## Task objective
Can all of these lines be returned exactly?

## Materials provided
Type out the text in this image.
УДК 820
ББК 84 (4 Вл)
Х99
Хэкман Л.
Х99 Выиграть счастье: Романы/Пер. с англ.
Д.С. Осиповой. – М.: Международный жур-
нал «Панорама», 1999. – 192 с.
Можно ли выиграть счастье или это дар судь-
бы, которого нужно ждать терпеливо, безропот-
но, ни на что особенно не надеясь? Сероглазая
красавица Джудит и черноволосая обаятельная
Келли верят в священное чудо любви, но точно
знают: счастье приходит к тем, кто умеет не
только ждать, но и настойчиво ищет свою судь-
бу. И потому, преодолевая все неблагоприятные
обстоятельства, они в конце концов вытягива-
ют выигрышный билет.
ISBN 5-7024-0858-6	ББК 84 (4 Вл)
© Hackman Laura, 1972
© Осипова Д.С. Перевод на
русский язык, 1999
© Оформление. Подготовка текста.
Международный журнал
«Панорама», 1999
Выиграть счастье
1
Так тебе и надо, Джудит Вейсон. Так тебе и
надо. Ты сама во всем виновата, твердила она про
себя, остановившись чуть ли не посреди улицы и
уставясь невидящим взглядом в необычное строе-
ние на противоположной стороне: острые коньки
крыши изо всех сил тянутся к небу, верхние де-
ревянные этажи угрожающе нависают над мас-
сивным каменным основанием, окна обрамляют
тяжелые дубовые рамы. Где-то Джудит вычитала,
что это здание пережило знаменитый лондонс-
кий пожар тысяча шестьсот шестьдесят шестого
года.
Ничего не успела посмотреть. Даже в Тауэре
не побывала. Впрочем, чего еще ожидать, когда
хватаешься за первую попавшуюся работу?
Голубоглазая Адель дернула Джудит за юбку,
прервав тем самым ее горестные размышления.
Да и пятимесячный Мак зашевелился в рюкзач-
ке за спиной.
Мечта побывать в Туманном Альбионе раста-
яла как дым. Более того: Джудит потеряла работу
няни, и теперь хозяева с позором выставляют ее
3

## Answer for this exercise
Type out the text in this image.
УДК 820
ББК 84 (4 Вл)
Х99
Хэкман Л.
Х99 Выиграть счастье: Романы/Пер. с англ.
Д.С. Осиповой. – М.: Международный жур-
нал «Панорама», 1999. – 192 с.
Можно ли выиграть счастье или это дар судь-
бы, которого нужно ждать терпеливо, безропот-
но, ни на что особенно не надеясь? Сероглазая
красавица Джудит и черноволосая обаятельная
Келли верят в священное чудо любви, но точно
знают: счастье приходит к тем, кто умеет не
только ждать, но и настойчиво ищет свою судь-
бу. И потому, преодолевая все неблагоприятные
обстоятельства, они в конце концов вытягива-
ют выигрышный билет.
ISBN 5-7024-0858-6	ББК 84 (4 Вл)
© Hackman Laura, 1972
© Осипова Д.С. Перевод на
русский язык, 1999
© Оформление. Подготовка текста.
Международный журнал
«Панорама», 1999
Выиграть счастье
1
Так тебе и надо, Джудит Вейсон. Так тебе и
надо. Ты сама во всем виновата, твердила она про
себя, остановившись чуть ли не посреди улицы и
уставясь невидящим взглядом в необычное строе-
ние на противоположной стороне: острые коньки
крыши изо всех сил тянутся к небу, верхние де-
ревянные этажи угрожающе нависают над мас-
сивным каменным основанием, окна обрамляют
тяжелые дубовые рамы. Где-то Джудит вычитала,
что это здание пережило знаменитый лондонс-
кий пожар тысяча шестьсот шестьдесят шестого
года.
Ничего не успела посмотреть. Даже в Тауэре
не побывала. Впрочем, чего еще ожидать, когда
хватаешься за первую попавшуюся работу?
Голубоглазая Адель дернула Джудит за юбку,
прервав тем самым ее горестные размышления.
Да и пятимесячный Мак зашевелился в рюкзач-
ке за спиной.
Мечта побывать в Туманном Альбионе раста-
яла как дым. Более того: Джудит потеряла работу
няни, и теперь хозяева с позором выставляют ее
3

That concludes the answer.